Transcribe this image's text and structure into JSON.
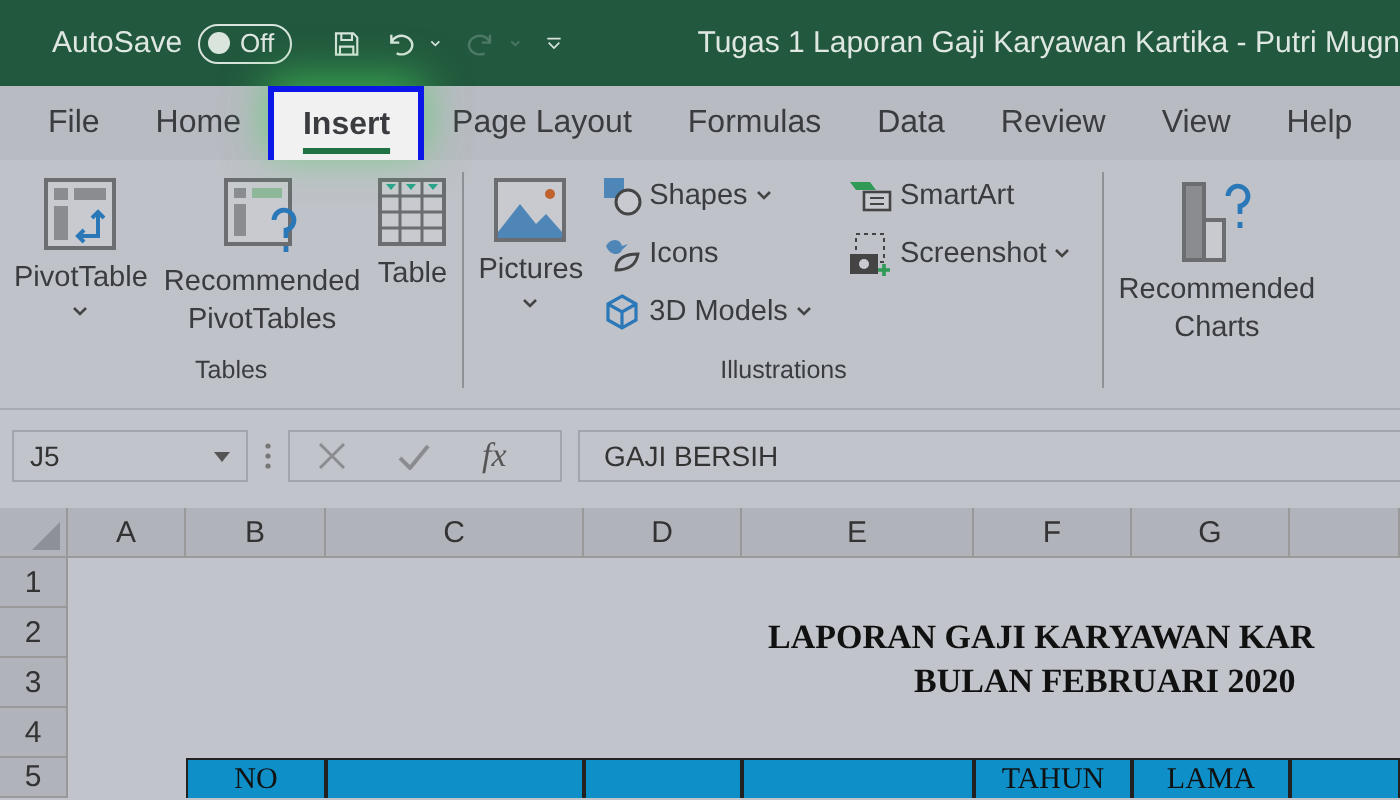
{
  "title_bar": {
    "autosave_label": "AutoSave",
    "autosave_toggle": {
      "label": "Off",
      "on": false
    },
    "document_title": "Tugas 1 Laporan Gaji Karyawan Kartika - Putri Mugn"
  },
  "tabs": [
    {
      "label": "File",
      "selected": false
    },
    {
      "label": "Home",
      "selected": false
    },
    {
      "label": "Insert",
      "selected": true
    },
    {
      "label": "Page Layout",
      "selected": false
    },
    {
      "label": "Formulas",
      "selected": false
    },
    {
      "label": "Data",
      "selected": false
    },
    {
      "label": "Review",
      "selected": false
    },
    {
      "label": "View",
      "selected": false
    },
    {
      "label": "Help",
      "selected": false
    }
  ],
  "ribbon": {
    "groups": [
      {
        "label": "Tables",
        "buttons": [
          {
            "kind": "pivot-table",
            "label": "PivotTable",
            "dropdown": true
          },
          {
            "kind": "recommended-pivot",
            "label": "Recommended PivotTables",
            "dropdown": false
          },
          {
            "kind": "table",
            "label": "Table",
            "dropdown": false
          }
        ]
      },
      {
        "label": "Illustrations",
        "buttons": [
          {
            "kind": "pictures",
            "label": "Pictures",
            "dropdown": true
          }
        ],
        "small_columns": [
          [
            {
              "kind": "shapes",
              "label": "Shapes",
              "dropdown": true
            },
            {
              "kind": "icons",
              "label": "Icons",
              "dropdown": false
            },
            {
              "kind": "models",
              "label": "3D Models",
              "dropdown": true
            }
          ],
          [
            {
              "kind": "smartart",
              "label": "SmartArt",
              "dropdown": false
            },
            {
              "kind": "screenshot",
              "label": "Screenshot",
              "dropdown": true
            }
          ]
        ]
      },
      {
        "buttons": [
          {
            "kind": "recommended-charts",
            "label": "Recommended Charts",
            "dropdown": false
          }
        ]
      }
    ]
  },
  "formula_bar": {
    "name_box": "J5",
    "function_label": "fx",
    "formula": "GAJI BERSIH"
  },
  "sheet": {
    "columns": [
      "A",
      "B",
      "C",
      "D",
      "E",
      "F",
      "G"
    ],
    "row_numbers": [
      "1",
      "2",
      "3",
      "4",
      "5"
    ],
    "title": "LAPORAN GAJI KARYAWAN KAR",
    "subtitle": "BULAN FEBRUARI 2020",
    "header_cells": [
      {
        "text": "NO"
      },
      {},
      {},
      {},
      {
        "text": "TAHUN"
      },
      {
        "text": "LAMA"
      },
      {}
    ]
  }
}
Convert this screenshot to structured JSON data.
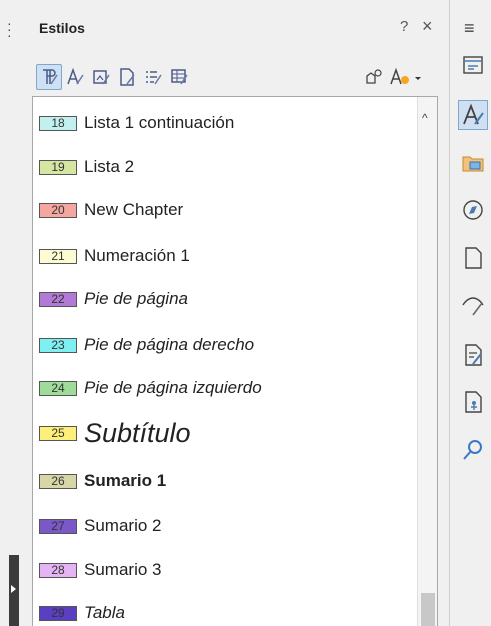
{
  "panel": {
    "title": "Estilos",
    "help_label": "?",
    "close_label": "×"
  },
  "deck_menu_label": "≡",
  "toolbar": {
    "buttons": [
      {
        "name": "paragraph-styles-icon",
        "selected": true
      },
      {
        "name": "character-styles-icon",
        "selected": false
      },
      {
        "name": "frame-styles-icon",
        "selected": false
      },
      {
        "name": "page-styles-icon",
        "selected": false
      },
      {
        "name": "list-styles-icon",
        "selected": false
      },
      {
        "name": "table-styles-icon",
        "selected": false
      },
      {
        "name": "fill-format-mode-icon",
        "selected": false
      },
      {
        "name": "new-style-from-selection-icon",
        "selected": false
      }
    ]
  },
  "styles": [
    {
      "num": "18",
      "label": "Lista 1 continuación",
      "color": "#c2f0ee",
      "font": "normal"
    },
    {
      "num": "19",
      "label": "Lista 2",
      "color": "#d5e6a1",
      "font": "normal"
    },
    {
      "num": "20",
      "label": "New Chapter",
      "color": "#f4a7a0",
      "font": "normal"
    },
    {
      "num": "21",
      "label": "Numeración 1",
      "color": "#fdfbd2",
      "font": "normal"
    },
    {
      "num": "22",
      "label": "Pie de página",
      "color": "#b279d6",
      "font": "italic"
    },
    {
      "num": "23",
      "label": "Pie de página derecho",
      "color": "#7ef0f2",
      "font": "italic"
    },
    {
      "num": "24",
      "label": "Pie de página izquierdo",
      "color": "#9fdc9a",
      "font": "italic"
    },
    {
      "num": "25",
      "label": "Subtítulo",
      "color": "#fcf07a",
      "font": "subtitle"
    },
    {
      "num": "26",
      "label": "Sumario 1",
      "color": "#d7d6a6",
      "font": "bold"
    },
    {
      "num": "27",
      "label": "Sumario 2",
      "color": "#7a58c8",
      "font": "normal"
    },
    {
      "num": "28",
      "label": "Sumario 3",
      "color": "#e4b5f2",
      "font": "normal"
    },
    {
      "num": "29",
      "label": "Tabla",
      "color": "#5a3fc2",
      "font": "italic"
    }
  ],
  "deck": {
    "buttons": [
      {
        "name": "properties-icon",
        "selected": false
      },
      {
        "name": "styles-icon",
        "selected": true
      },
      {
        "name": "gallery-icon",
        "selected": false
      },
      {
        "name": "navigator-icon",
        "selected": false
      },
      {
        "name": "page-icon",
        "selected": false
      },
      {
        "name": "style-inspector-icon",
        "selected": false
      },
      {
        "name": "manage-changes-icon",
        "selected": false
      },
      {
        "name": "design-icon",
        "selected": false
      },
      {
        "name": "find-icon",
        "selected": false
      }
    ]
  }
}
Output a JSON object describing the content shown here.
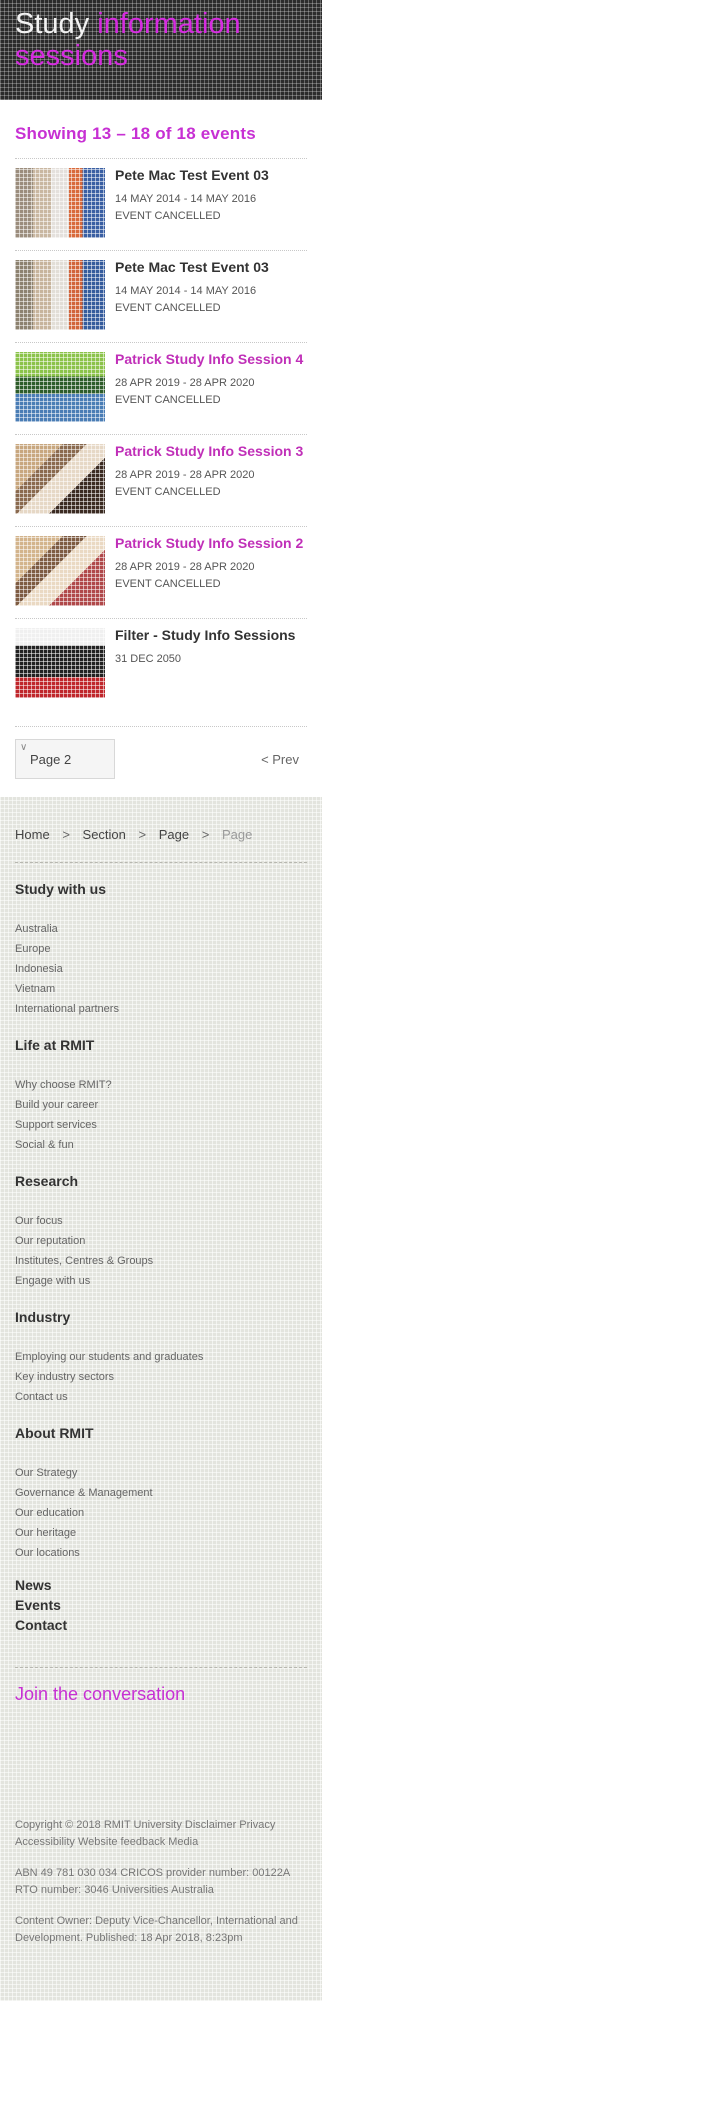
{
  "banner": {
    "title_white": "Study ",
    "title_accent": "information",
    "title_line2": "sessions"
  },
  "listing": {
    "showing": "Showing 13 – 18 of 18 events",
    "events": [
      {
        "title": "Pete Mac Test Event 03",
        "date": "14 MAY 2014 - 14 MAY 2016",
        "status": "EVENT CANCELLED"
      },
      {
        "title": "Pete Mac Test Event 03",
        "date": "14 MAY 2014 - 14 MAY 2016",
        "status": "EVENT CANCELLED"
      },
      {
        "title": "Patrick Study Info Session 4",
        "date": "28 APR 2019 - 28 APR 2020",
        "status": "EVENT CANCELLED"
      },
      {
        "title": "Patrick Study Info Session 3",
        "date": "28 APR 2019 - 28 APR 2020",
        "status": "EVENT CANCELLED"
      },
      {
        "title": "Patrick Study Info Session 2",
        "date": "28 APR 2019 - 28 APR 2020",
        "status": "EVENT CANCELLED"
      },
      {
        "title": "Filter - Study Info Sessions",
        "date": "31 DEC 2050",
        "status": ""
      }
    ]
  },
  "pager": {
    "page_label": "Page 2",
    "prev_label": "< Prev"
  },
  "breadcrumb": {
    "home": "Home",
    "section": "Section",
    "page": "Page",
    "current": "Page",
    "sep": ">"
  },
  "footer": {
    "study": {
      "heading": "Study with us",
      "items": [
        "Australia",
        "Europe",
        "Indonesia",
        "Vietnam",
        "International partners"
      ]
    },
    "life": {
      "heading": "Life at RMIT",
      "items": [
        "Why choose RMIT?",
        "Build your career",
        "Support services",
        "Social & fun"
      ]
    },
    "research": {
      "heading": "Research",
      "items": [
        "Our focus",
        "Our reputation",
        "Institutes, Centres & Groups",
        "Engage with us"
      ]
    },
    "industry": {
      "heading": "Industry",
      "items": [
        "Employing our students and graduates",
        "Key industry sectors",
        "Contact us"
      ]
    },
    "about": {
      "heading": "About RMIT",
      "items": [
        "Our Strategy",
        "Governance & Management",
        "Our education",
        "Our heritage",
        "Our locations"
      ]
    },
    "main_links": [
      "News",
      "Events",
      "Contact"
    ],
    "join": "Join the conversation",
    "legal": {
      "line1": "Copyright © 2018 RMIT University Disclaimer Privacy Accessibility Website feedback Media",
      "line2": "ABN 49 781 030 034 CRICOS provider number: 00122A RTO number: 3046 Universities Australia",
      "line3": "Content Owner: Deputy Vice-Chancellor, International and Development. Published: 18 Apr 2018, 8:23pm"
    }
  }
}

◇ ◇ ◇ ◇

Transcribe every line from the records above without alteration, and leave out the images.

*Expected answer*
Transcribe this image's text and structure into JSON.
{
  "title_bar": {
    "autosave_label": "AutoSave",
    "autosave_toggle": {
      "label": "Off",
      "on": false
    },
    "document_title": "Tugas 1 Laporan Gaji Karyawan Kartika - Putri Mugn"
  },
  "tabs": [
    {
      "label": "File",
      "selected": false
    },
    {
      "label": "Home",
      "selected": false
    },
    {
      "label": "Insert",
      "selected": true
    },
    {
      "label": "Page Layout",
      "selected": false
    },
    {
      "label": "Formulas",
      "selected": false
    },
    {
      "label": "Data",
      "selected": false
    },
    {
      "label": "Review",
      "selected": false
    },
    {
      "label": "View",
      "selected": false
    },
    {
      "label": "Help",
      "selected": false
    }
  ],
  "ribbon": {
    "groups": [
      {
        "label": "Tables",
        "buttons": [
          {
            "kind": "pivot-table",
            "label": "PivotTable",
            "dropdown": true
          },
          {
            "kind": "recommended-pivot",
            "label": "Recommended PivotTables",
            "dropdown": false
          },
          {
            "kind": "table",
            "label": "Table",
            "dropdown": false
          }
        ]
      },
      {
        "label": "Illustrations",
        "buttons": [
          {
            "kind": "pictures",
            "label": "Pictures",
            "dropdown": true
          }
        ],
        "small_columns": [
          [
            {
              "kind": "shapes",
              "label": "Shapes",
              "dropdown": true
            },
            {
              "kind": "icons",
              "label": "Icons",
              "dropdown": false
            },
            {
              "kind": "models",
              "label": "3D Models",
              "dropdown": true
            }
          ],
          [
            {
              "kind": "smartart",
              "label": "SmartArt",
              "dropdown": false
            },
            {
              "kind": "screenshot",
              "label": "Screenshot",
              "dropdown": true
            }
          ]
        ]
      },
      {
        "buttons": [
          {
            "kind": "recommended-charts",
            "label": "Recommended Charts",
            "dropdown": false
          }
        ]
      }
    ]
  },
  "formula_bar": {
    "name_box": "J5",
    "function_label": "fx",
    "formula": "GAJI BERSIH"
  },
  "sheet": {
    "columns": [
      "A",
      "B",
      "C",
      "D",
      "E",
      "F",
      "G"
    ],
    "row_numbers": [
      "1",
      "2",
      "3",
      "4",
      "5"
    ],
    "title": "LAPORAN GAJI KARYAWAN KAR",
    "subtitle": "BULAN FEBRUARI 2020",
    "header_cells": [
      {
        "text": "NO"
      },
      {},
      {},
      {},
      {
        "text": "TAHUN"
      },
      {
        "text": "LAMA"
      },
      {}
    ]
  }
}
Convert this screenshot to structured JSON data.
{
  "panel": {
    "title": "Estilos",
    "help_label": "?",
    "close_label": "×"
  },
  "deck_menu_label": "≡",
  "toolbar": {
    "buttons": [
      {
        "name": "paragraph-styles-icon",
        "selected": true
      },
      {
        "name": "character-styles-icon",
        "selected": false
      },
      {
        "name": "frame-styles-icon",
        "selected": false
      },
      {
        "name": "page-styles-icon",
        "selected": false
      },
      {
        "name": "list-styles-icon",
        "selected": false
      },
      {
        "name": "table-styles-icon",
        "selected": false
      },
      {
        "name": "fill-format-mode-icon",
        "selected": false
      },
      {
        "name": "new-style-from-selection-icon",
        "selected": false
      }
    ]
  },
  "styles": [
    {
      "num": "18",
      "label": "Lista 1 continuación",
      "color": "#c2f0ee",
      "font": "normal"
    },
    {
      "num": "19",
      "label": "Lista 2",
      "color": "#d5e6a1",
      "font": "normal"
    },
    {
      "num": "20",
      "label": "New Chapter",
      "color": "#f4a7a0",
      "font": "normal"
    },
    {
      "num": "21",
      "label": "Numeración 1",
      "color": "#fdfbd2",
      "font": "normal"
    },
    {
      "num": "22",
      "label": "Pie de página",
      "color": "#b279d6",
      "font": "italic"
    },
    {
      "num": "23",
      "label": "Pie de página derecho",
      "color": "#7ef0f2",
      "font": "italic"
    },
    {
      "num": "24",
      "label": "Pie de página izquierdo",
      "color": "#9fdc9a",
      "font": "italic"
    },
    {
      "num": "25",
      "label": "Subtítulo",
      "color": "#fcf07a",
      "font": "subtitle"
    },
    {
      "num": "26",
      "label": "Sumario 1",
      "color": "#d7d6a6",
      "font": "bold"
    },
    {
      "num": "27",
      "label": "Sumario 2",
      "color": "#7a58c8",
      "font": "normal"
    },
    {
      "num": "28",
      "label": "Sumario 3",
      "color": "#e4b5f2",
      "font": "normal"
    },
    {
      "num": "29",
      "label": "Tabla",
      "color": "#5a3fc2",
      "font": "italic"
    }
  ],
  "deck": {
    "buttons": [
      {
        "name": "properties-icon",
        "selected": false
      },
      {
        "name": "styles-icon",
        "selected": true
      },
      {
        "name": "gallery-icon",
        "selected": false
      },
      {
        "name": "navigator-icon",
        "selected": false
      },
      {
        "name": "page-icon",
        "selected": false
      },
      {
        "name": "style-inspector-icon",
        "selected": false
      },
      {
        "name": "manage-changes-icon",
        "selected": false
      },
      {
        "name": "design-icon",
        "selected": false
      },
      {
        "name": "find-icon",
        "selected": false
      }
    ]
  }
}
Output a JSON object describing the content shown here.
{
  "banner": {
    "title_white": "Study ",
    "title_accent": "information",
    "title_line2": "sessions"
  },
  "listing": {
    "showing": "Showing 13 – 18 of 18 events",
    "events": [
      {
        "title": "Pete Mac Test Event 03",
        "date": "14 MAY 2014 - 14 MAY 2016",
        "status": "EVENT CANCELLED"
      },
      {
        "title": "Pete Mac Test Event 03",
        "date": "14 MAY 2014 - 14 MAY 2016",
        "status": "EVENT CANCELLED"
      },
      {
        "title": "Patrick Study Info Session 4",
        "date": "28 APR 2019 - 28 APR 2020",
        "status": "EVENT CANCELLED"
      },
      {
        "title": "Patrick Study Info Session 3",
        "date": "28 APR 2019 - 28 APR 2020",
        "status": "EVENT CANCELLED"
      },
      {
        "title": "Patrick Study Info Session 2",
        "date": "28 APR 2019 - 28 APR 2020",
        "status": "EVENT CANCELLED"
      },
      {
        "title": "Filter - Study Info Sessions",
        "date": "31 DEC 2050",
        "status": ""
      }
    ]
  },
  "pager": {
    "page_label": "Page 2",
    "prev_label": "< Prev"
  },
  "breadcrumb": {
    "home": "Home",
    "section": "Section",
    "page": "Page",
    "current": "Page",
    "sep": ">"
  },
  "footer": {
    "study": {
      "heading": "Study with us",
      "items": [
        "Australia",
        "Europe",
        "Indonesia",
        "Vietnam",
        "International partners"
      ]
    },
    "life": {
      "heading": "Life at RMIT",
      "items": [
        "Why choose RMIT?",
        "Build your career",
        "Support services",
        "Social & fun"
      ]
    },
    "research": {
      "heading": "Research",
      "items": [
        "Our focus",
        "Our reputation",
        "Institutes, Centres & Groups",
        "Engage with us"
      ]
    },
    "industry": {
      "heading": "Industry",
      "items": [
        "Employing our students and graduates",
        "Key industry sectors",
        "Contact us"
      ]
    },
    "about": {
      "heading": "About RMIT",
      "items": [
        "Our Strategy",
        "Governance & Management",
        "Our education",
        "Our heritage",
        "Our locations"
      ]
    },
    "main_links": [
      "News",
      "Events",
      "Contact"
    ],
    "join": "Join the conversation",
    "legal": {
      "line1": "Copyright © 2018 RMIT University Disclaimer Privacy Accessibility Website feedback Media",
      "line2": "ABN 49 781 030 034 CRICOS provider number: 00122A RTO number: 3046 Universities Australia",
      "line3": "Content Owner: Deputy Vice-Chancellor, International and Development. Published: 18 Apr 2018, 8:23pm"
    }
  }
}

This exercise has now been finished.